▶ Objective: Omit every image, and transcribe the remaining entries exactly as given.
(begin)
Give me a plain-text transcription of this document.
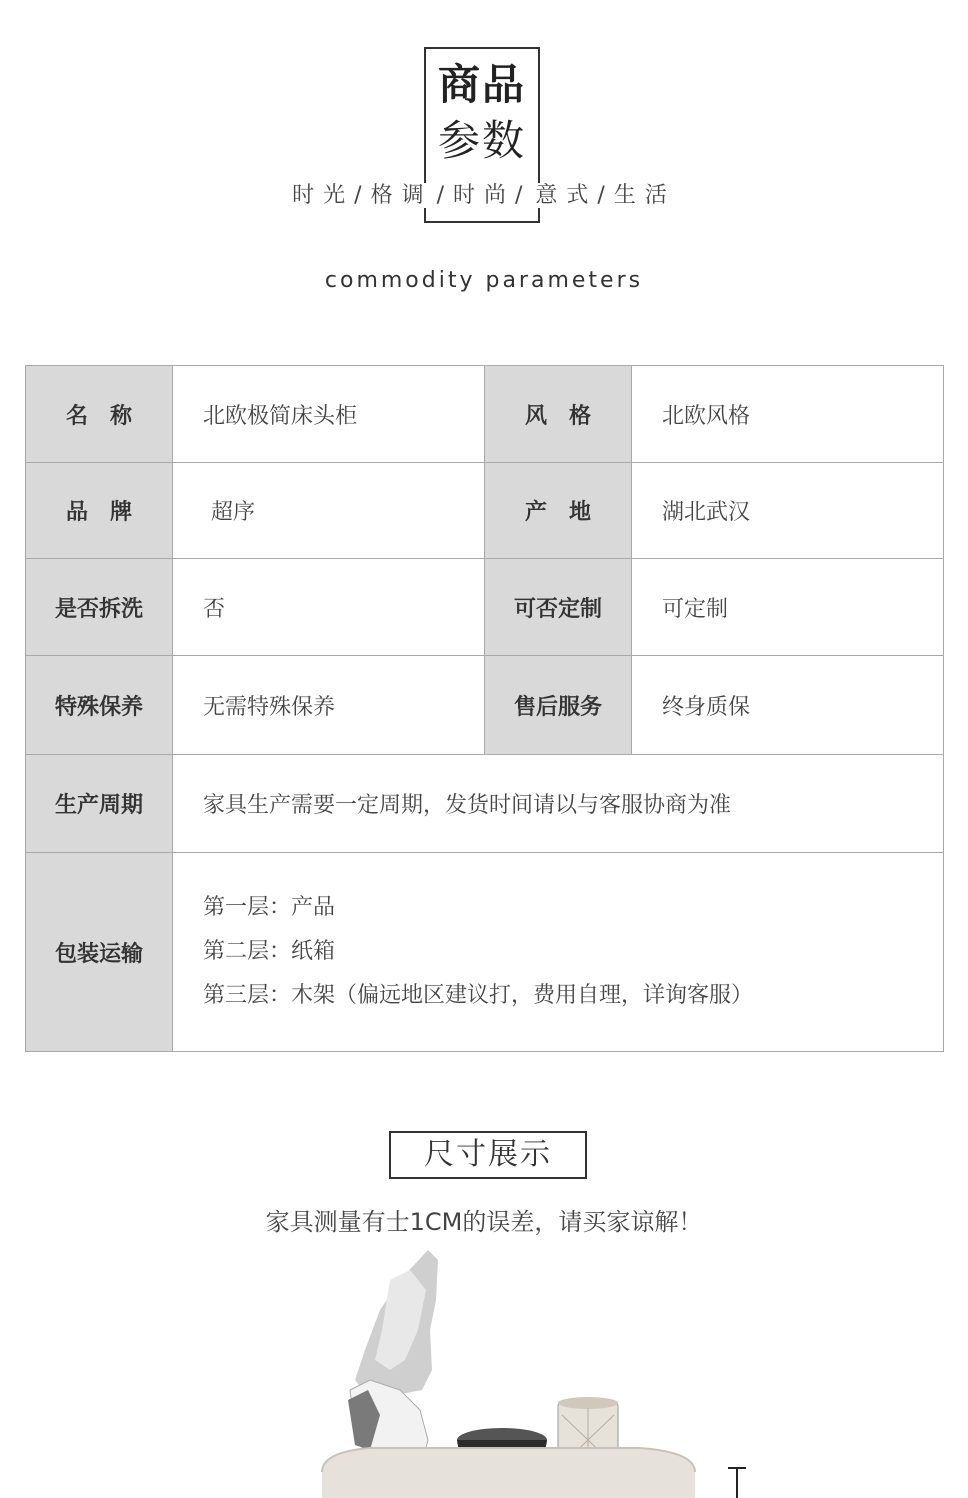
商品
参数
时光/格调 /时尚/ 意式/生活
commodity parameters
名　称	北欧极简床头柜	风　格	北欧风格
品　牌	超序	产　地	湖北武汉
是否拆洗	否	可否定制	可定制
特殊保养	无需特殊保养	售后服务	终身质保
生产周期	家具生产需要一定周期，发货时间请以与客服协商为准		
包装运输	第一层：产品
第二层：纸箱
第三层：木架（偏远地区建议打，费用自理，详询客服）		
尺寸展示
家具测量有士1CM的误差，请买家谅解！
(end)
▶ Worked answer:
Give me a plain-text transcription of this document.
商品
参数
时光/格调 /时尚/ 意式/生活
commodity parameters
名　称	北欧极简床头柜	风　格	北欧风格
品　牌	超序	产　地	湖北武汉
是否拆洗	否	可否定制	可定制
特殊保养	无需特殊保养	售后服务	终身质保
生产周期	家具生产需要一定周期，发货时间请以与客服协商为准		
包装运输	第一层：产品
第二层：纸箱
第三层：木架（偏远地区建议打，费用自理，详询客服）		
尺寸展示
家具测量有士1CM的误差，请买家谅解！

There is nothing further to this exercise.